-- start --

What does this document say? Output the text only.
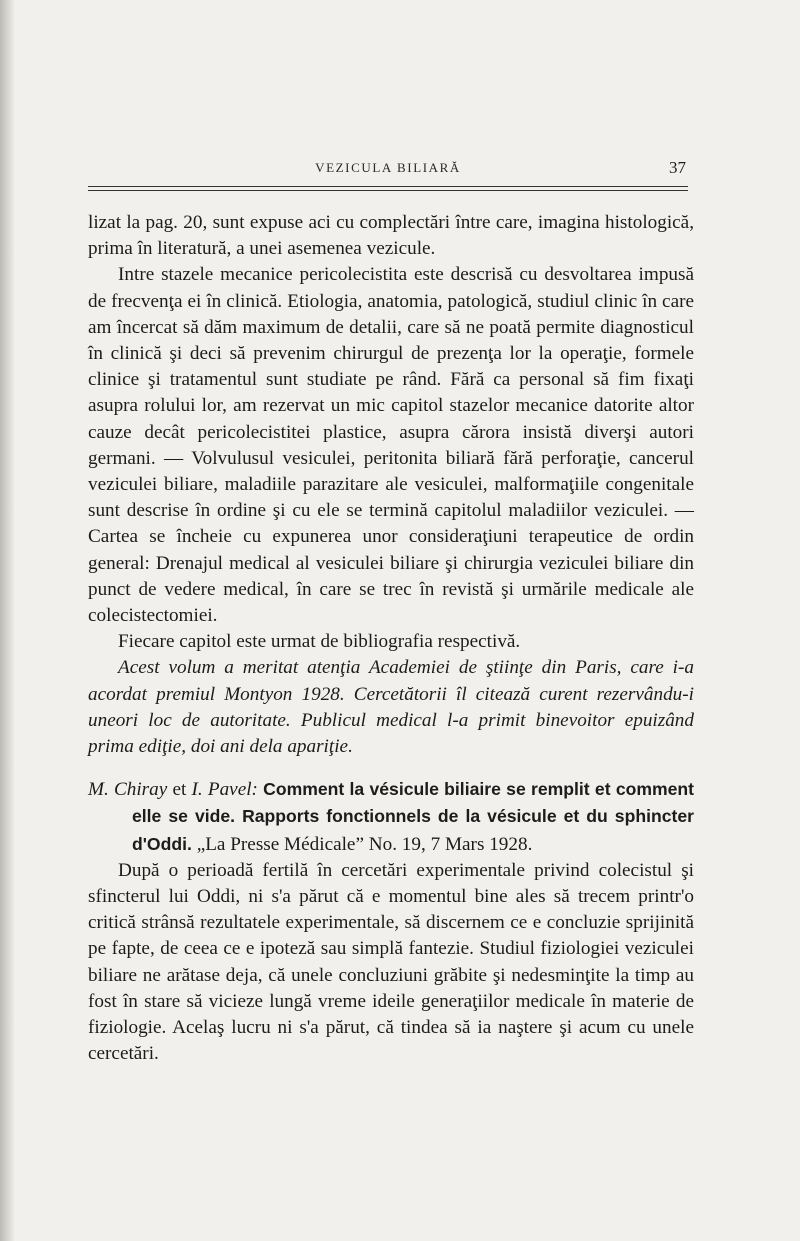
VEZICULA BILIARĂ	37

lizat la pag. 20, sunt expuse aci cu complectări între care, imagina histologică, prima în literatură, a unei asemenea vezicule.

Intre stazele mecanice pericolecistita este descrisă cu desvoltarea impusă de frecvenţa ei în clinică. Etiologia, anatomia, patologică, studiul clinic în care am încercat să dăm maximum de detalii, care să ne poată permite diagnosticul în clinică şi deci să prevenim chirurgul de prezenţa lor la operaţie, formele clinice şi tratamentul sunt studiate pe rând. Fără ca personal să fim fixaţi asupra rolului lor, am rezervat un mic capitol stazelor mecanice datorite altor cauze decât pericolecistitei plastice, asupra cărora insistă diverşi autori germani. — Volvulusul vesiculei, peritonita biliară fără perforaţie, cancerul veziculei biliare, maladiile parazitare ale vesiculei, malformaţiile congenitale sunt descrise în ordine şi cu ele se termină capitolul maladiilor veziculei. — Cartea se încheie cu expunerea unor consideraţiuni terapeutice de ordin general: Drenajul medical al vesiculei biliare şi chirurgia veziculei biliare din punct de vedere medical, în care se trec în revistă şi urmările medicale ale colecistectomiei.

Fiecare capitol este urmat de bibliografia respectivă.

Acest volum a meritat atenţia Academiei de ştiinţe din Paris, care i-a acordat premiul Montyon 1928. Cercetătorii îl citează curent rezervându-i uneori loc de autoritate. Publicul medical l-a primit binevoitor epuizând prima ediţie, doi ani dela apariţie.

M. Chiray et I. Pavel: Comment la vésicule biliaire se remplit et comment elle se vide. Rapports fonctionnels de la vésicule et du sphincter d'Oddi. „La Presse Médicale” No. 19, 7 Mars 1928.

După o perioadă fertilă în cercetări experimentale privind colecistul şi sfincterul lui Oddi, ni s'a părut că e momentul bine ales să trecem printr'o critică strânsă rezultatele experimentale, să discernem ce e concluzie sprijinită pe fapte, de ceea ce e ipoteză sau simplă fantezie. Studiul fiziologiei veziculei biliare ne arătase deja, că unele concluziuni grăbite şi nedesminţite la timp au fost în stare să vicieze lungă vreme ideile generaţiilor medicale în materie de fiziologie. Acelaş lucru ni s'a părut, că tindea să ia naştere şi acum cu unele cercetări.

-- end --

What is asked :: Look through the material above and work out how many of its lines contain "Oddi". State the number only.

Output of the task :: 2